**Task requirements**
Examine the records and identify each line that includes the string "Substanz". Copy those lines.

**Data supplied**

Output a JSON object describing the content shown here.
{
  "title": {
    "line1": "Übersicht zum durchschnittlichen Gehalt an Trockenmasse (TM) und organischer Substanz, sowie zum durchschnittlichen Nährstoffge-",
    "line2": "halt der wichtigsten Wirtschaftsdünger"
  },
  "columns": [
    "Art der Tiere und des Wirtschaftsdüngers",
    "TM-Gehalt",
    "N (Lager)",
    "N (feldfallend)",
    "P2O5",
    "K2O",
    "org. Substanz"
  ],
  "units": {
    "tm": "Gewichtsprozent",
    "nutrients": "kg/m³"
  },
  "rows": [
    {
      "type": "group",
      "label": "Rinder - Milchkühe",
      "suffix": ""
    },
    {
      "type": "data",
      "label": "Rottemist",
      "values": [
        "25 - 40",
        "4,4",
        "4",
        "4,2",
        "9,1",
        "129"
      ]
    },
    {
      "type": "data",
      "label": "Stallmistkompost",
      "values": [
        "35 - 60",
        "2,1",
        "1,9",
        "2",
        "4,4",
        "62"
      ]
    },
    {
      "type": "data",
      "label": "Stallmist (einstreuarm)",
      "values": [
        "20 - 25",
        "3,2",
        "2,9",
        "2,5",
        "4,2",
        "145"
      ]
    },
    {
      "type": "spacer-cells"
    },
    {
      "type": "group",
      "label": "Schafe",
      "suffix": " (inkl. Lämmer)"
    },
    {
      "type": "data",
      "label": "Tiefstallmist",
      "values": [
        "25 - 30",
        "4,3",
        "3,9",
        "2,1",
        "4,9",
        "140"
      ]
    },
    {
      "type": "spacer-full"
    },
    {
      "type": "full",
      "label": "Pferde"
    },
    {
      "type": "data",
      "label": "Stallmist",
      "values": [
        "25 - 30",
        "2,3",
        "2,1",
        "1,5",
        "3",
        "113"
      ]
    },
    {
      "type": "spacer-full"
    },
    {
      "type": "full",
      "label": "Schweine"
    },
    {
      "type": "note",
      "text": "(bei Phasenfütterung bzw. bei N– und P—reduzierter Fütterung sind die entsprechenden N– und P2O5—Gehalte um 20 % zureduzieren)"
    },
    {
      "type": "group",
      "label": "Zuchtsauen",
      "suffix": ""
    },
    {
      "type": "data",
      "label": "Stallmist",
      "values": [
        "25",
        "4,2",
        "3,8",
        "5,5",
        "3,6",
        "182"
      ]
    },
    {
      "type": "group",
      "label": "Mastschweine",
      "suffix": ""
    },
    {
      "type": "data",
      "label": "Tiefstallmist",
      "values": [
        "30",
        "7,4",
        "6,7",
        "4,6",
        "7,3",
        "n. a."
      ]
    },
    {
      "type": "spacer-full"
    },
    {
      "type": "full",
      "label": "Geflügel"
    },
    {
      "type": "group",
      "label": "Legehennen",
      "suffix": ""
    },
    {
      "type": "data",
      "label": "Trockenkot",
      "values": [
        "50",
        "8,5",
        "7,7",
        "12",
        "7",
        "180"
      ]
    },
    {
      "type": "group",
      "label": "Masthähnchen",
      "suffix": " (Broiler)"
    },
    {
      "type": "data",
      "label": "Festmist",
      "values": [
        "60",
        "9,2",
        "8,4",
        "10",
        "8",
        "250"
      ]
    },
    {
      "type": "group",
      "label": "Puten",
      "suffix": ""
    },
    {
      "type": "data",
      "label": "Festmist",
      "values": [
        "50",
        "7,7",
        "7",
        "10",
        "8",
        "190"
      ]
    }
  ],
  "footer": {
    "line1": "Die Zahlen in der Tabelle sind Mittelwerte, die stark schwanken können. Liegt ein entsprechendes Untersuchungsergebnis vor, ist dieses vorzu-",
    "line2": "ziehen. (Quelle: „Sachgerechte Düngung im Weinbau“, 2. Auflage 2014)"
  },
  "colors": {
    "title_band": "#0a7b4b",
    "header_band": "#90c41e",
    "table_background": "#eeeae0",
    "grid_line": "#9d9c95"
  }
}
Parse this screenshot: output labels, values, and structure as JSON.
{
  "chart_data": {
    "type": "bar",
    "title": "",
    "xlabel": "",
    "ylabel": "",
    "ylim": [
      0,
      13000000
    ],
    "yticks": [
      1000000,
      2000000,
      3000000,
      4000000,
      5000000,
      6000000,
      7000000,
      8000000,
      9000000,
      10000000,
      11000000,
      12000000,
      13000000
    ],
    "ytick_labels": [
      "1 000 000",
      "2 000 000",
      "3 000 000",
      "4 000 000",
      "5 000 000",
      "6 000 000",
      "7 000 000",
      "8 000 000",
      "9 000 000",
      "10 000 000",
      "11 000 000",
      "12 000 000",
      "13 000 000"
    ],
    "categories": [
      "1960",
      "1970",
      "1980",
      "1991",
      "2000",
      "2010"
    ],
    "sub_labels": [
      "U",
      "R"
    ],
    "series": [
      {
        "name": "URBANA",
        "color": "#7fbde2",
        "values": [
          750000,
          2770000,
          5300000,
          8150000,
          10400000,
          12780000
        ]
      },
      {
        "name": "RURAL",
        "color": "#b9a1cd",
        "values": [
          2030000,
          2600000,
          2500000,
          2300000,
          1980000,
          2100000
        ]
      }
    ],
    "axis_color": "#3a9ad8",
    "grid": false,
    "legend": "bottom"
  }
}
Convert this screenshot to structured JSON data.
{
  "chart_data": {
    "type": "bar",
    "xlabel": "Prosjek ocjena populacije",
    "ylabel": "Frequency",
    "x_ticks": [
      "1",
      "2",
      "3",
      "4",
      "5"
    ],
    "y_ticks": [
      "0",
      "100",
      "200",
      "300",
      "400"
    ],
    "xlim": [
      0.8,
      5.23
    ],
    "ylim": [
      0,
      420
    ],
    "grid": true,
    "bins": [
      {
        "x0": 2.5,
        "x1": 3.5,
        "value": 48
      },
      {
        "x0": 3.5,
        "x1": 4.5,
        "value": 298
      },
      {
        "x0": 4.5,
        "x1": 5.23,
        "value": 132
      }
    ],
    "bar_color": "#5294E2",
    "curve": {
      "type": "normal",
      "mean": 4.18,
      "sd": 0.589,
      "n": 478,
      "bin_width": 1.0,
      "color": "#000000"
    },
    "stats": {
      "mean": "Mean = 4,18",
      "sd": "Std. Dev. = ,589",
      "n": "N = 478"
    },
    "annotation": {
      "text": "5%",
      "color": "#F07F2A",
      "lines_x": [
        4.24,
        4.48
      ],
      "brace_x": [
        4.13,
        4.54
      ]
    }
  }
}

**Result of this task**
    "line1": "Übersicht zum durchschnittlichen Gehalt an Trockenmasse (TM) und organischer Substanz, sowie zum durchschnittlichen Nährstoffge-",
    "org. Substanz"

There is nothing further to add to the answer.